• Stated goal: Starting with the line that holds "Read this page and output its text content.", repeat each line through the last one below, exactly. Pictures stay out.

— BEGIN Supplied entries —

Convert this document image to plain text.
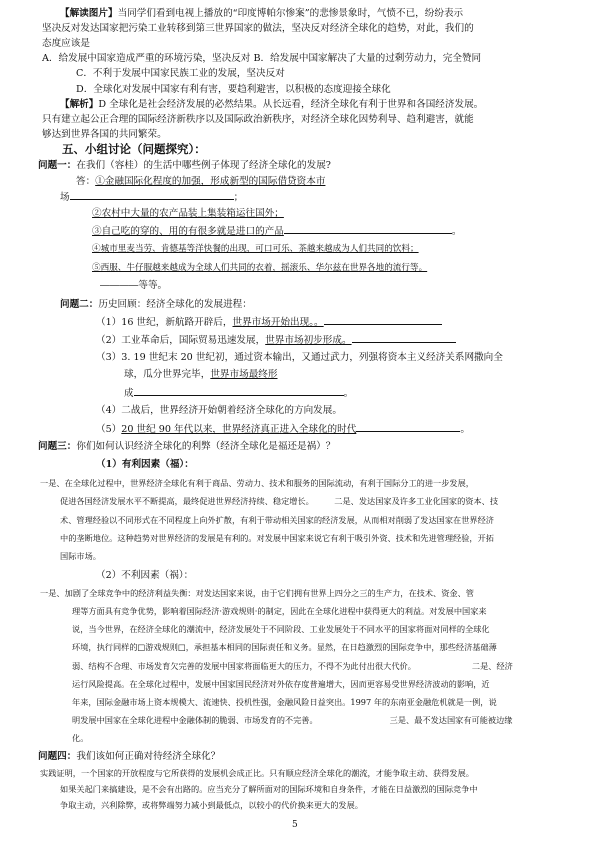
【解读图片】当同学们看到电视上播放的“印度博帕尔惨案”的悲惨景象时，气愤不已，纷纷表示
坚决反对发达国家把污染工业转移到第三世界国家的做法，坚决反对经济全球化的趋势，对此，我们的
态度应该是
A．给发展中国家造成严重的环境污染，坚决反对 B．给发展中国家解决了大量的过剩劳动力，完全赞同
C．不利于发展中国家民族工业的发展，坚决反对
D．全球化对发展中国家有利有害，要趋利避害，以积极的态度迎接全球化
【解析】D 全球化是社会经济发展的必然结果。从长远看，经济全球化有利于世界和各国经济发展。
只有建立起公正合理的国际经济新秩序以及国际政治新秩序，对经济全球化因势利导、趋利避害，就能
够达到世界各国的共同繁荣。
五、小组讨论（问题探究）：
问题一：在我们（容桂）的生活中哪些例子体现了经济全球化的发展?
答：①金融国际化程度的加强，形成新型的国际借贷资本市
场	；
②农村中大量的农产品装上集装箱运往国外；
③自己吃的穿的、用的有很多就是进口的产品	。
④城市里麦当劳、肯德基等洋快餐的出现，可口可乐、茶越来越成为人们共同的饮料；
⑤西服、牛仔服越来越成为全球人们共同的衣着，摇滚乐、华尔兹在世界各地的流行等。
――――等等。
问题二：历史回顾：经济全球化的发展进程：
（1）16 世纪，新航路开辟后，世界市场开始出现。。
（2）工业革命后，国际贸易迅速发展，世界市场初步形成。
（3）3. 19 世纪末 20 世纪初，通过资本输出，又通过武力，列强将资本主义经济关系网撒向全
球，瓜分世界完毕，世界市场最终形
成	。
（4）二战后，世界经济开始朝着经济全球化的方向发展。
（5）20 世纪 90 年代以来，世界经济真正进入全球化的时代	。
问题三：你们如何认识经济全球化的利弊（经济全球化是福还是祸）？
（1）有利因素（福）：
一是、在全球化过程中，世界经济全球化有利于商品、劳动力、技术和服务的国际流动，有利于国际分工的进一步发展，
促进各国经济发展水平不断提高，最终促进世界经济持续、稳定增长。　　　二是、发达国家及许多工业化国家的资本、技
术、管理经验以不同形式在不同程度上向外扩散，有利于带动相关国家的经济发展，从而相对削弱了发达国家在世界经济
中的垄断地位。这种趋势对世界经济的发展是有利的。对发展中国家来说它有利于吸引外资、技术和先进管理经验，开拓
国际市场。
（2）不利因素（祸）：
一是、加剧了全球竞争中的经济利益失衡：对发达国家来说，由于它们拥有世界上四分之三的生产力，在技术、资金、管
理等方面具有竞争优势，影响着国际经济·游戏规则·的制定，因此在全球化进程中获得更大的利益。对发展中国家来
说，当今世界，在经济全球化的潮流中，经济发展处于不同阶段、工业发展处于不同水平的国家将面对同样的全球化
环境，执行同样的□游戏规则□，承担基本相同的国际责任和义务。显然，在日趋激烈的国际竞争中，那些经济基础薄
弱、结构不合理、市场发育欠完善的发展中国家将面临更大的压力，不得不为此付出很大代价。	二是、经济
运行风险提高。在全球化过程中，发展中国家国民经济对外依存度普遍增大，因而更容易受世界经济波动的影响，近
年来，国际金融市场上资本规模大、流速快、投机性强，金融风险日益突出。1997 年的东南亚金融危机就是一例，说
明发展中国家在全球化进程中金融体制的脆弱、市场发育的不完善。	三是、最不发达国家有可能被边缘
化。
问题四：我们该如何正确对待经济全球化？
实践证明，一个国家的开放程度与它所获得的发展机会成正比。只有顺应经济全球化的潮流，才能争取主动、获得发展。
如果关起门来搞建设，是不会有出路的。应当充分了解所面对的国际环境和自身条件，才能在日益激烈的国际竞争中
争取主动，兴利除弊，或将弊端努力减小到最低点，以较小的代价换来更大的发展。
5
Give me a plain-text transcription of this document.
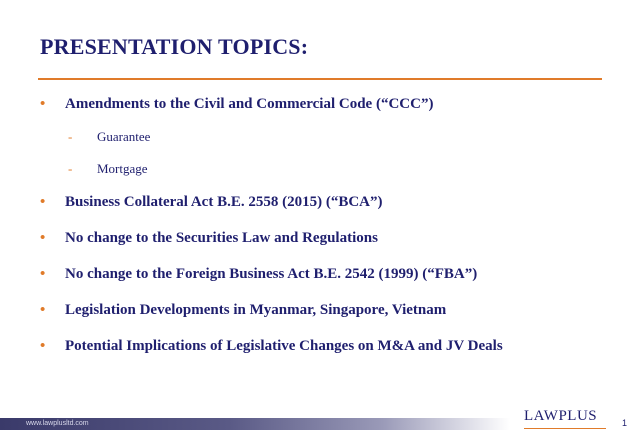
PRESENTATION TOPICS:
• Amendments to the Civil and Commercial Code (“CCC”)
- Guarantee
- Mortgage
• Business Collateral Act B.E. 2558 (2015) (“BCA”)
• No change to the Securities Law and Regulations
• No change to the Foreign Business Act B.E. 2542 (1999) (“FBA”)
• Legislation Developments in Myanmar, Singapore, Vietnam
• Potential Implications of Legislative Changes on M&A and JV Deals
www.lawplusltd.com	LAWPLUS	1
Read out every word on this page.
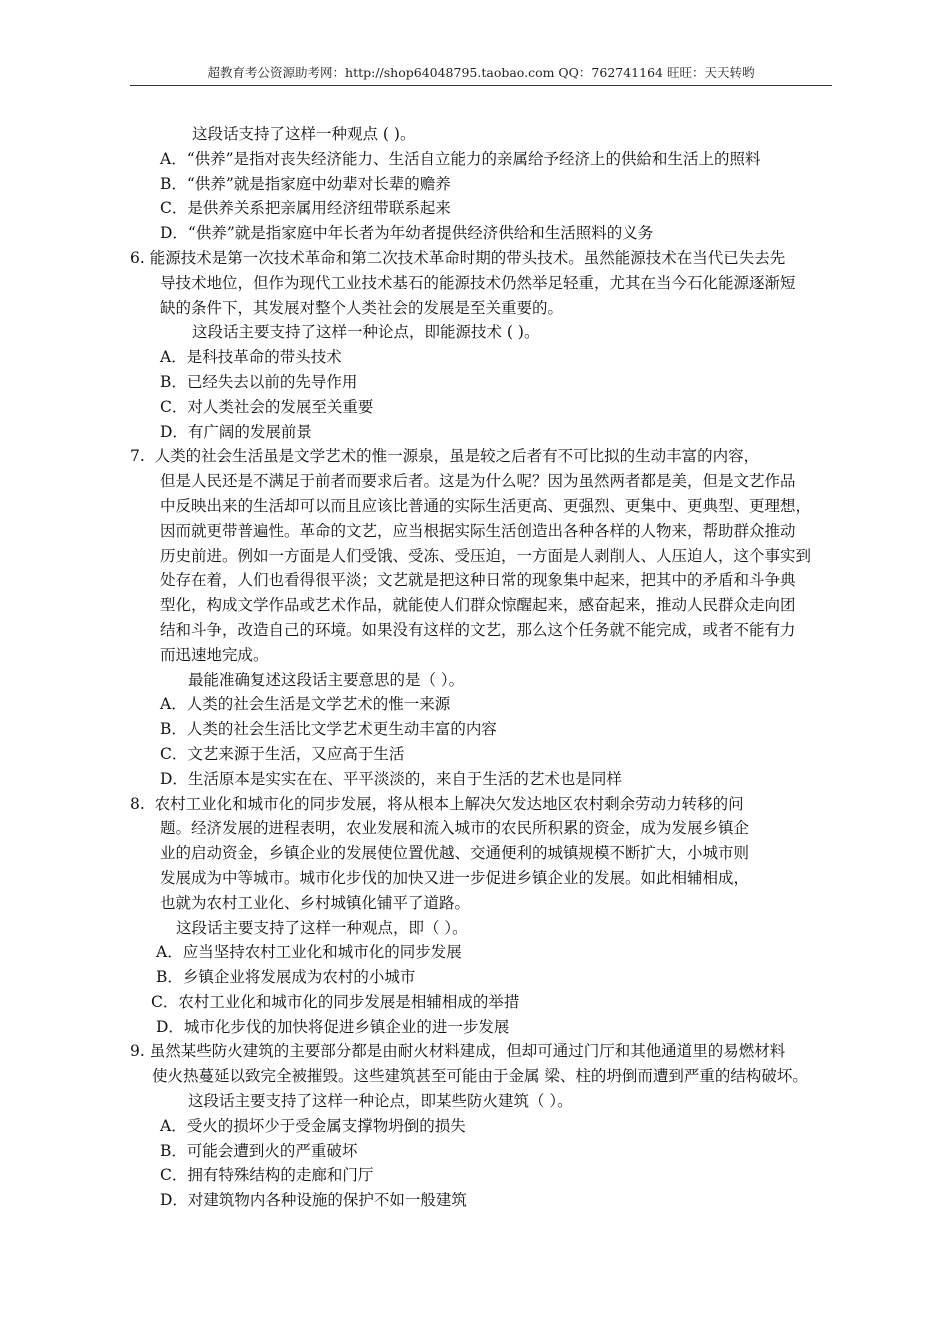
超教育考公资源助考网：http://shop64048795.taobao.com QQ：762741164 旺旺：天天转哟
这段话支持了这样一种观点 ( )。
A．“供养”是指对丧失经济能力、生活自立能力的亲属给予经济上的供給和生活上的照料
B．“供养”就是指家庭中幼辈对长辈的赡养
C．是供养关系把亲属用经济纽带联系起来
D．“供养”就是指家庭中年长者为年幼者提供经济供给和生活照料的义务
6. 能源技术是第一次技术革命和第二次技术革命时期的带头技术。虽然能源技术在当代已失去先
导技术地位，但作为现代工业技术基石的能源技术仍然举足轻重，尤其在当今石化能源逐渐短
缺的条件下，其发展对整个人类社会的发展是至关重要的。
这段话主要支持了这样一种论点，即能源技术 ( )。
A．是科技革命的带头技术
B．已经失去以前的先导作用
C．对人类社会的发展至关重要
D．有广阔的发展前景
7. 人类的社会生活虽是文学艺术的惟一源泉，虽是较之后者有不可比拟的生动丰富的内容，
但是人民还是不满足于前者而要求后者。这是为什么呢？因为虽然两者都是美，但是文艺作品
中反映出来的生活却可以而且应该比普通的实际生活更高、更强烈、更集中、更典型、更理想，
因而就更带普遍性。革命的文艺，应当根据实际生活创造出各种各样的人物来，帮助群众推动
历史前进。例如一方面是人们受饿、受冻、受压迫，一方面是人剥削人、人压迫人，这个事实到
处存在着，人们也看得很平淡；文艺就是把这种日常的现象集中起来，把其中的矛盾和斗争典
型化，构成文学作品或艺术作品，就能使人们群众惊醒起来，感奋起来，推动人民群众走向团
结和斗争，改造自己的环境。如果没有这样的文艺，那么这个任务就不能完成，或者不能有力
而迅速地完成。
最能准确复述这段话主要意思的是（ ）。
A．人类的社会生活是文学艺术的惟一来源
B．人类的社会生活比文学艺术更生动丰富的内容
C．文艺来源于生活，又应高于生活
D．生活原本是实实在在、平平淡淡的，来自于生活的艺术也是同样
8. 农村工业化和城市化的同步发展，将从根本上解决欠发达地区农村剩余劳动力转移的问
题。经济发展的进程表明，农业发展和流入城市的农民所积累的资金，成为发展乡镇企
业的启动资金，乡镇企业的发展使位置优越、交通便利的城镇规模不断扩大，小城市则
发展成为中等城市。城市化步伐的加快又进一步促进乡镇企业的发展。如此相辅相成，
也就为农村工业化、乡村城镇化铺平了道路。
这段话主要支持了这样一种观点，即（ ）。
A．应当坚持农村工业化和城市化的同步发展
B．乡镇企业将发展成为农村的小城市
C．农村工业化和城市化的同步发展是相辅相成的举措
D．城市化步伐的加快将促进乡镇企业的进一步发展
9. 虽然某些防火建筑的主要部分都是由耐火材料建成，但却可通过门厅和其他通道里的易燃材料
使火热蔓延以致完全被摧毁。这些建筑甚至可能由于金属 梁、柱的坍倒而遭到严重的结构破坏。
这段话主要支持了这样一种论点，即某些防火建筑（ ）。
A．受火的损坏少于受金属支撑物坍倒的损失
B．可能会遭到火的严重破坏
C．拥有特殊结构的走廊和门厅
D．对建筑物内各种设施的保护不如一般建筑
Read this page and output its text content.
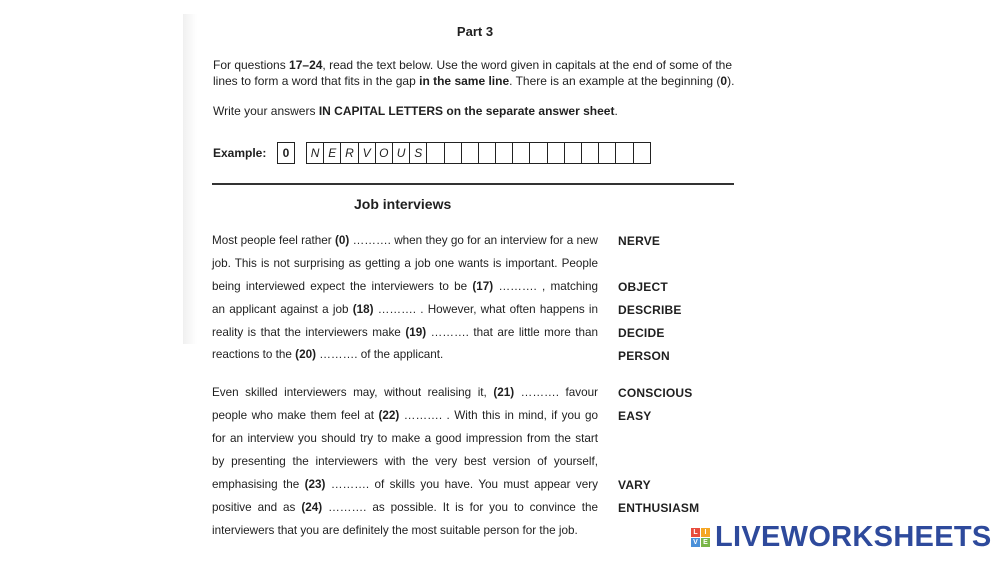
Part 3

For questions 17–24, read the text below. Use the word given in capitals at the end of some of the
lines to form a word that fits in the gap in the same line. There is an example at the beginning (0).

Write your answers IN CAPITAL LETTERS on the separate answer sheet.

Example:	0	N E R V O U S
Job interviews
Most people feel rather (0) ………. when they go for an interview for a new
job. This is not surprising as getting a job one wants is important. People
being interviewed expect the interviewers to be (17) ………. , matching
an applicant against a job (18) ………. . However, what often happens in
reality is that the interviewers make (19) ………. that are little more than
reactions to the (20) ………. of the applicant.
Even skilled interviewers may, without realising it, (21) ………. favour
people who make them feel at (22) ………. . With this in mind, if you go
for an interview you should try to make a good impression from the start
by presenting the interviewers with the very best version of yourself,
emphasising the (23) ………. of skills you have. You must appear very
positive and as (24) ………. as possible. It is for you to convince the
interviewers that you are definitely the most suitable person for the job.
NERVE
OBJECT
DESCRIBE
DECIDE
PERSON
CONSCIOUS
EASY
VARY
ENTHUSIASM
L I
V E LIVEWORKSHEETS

— END Supplied entries —

• Problem solution:
Read this page and output its text content.
Part 3

For questions 17–24, read the text below. Use the word given in capitals at the end of some of the
lines to form a word that fits in the gap in the same line. There is an example at the beginning (0).

Write your answers IN CAPITAL LETTERS on the separate answer sheet.

Example:	0	N E R V O U S
Job interviews
Most people feel rather (0) ………. when they go for an interview for a new
job. This is not surprising as getting a job one wants is important. People
being interviewed expect the interviewers to be (17) ………. , matching
an applicant against a job (18) ………. . However, what often happens in
reality is that the interviewers make (19) ………. that are little more than
reactions to the (20) ………. of the applicant.
Even skilled interviewers may, without realising it, (21) ………. favour
people who make them feel at (22) ………. . With this in mind, if you go
for an interview you should try to make a good impression from the start
by presenting the interviewers with the very best version of yourself,
emphasising the (23) ………. of skills you have. You must appear very
positive and as (24) ………. as possible. It is for you to convince the
interviewers that you are definitely the most suitable person for the job.
NERVE
OBJECT
DESCRIBE
DECIDE
PERSON
CONSCIOUS
EASY
VARY
ENTHUSIASM
L I
V E LIVEWORKSHEETS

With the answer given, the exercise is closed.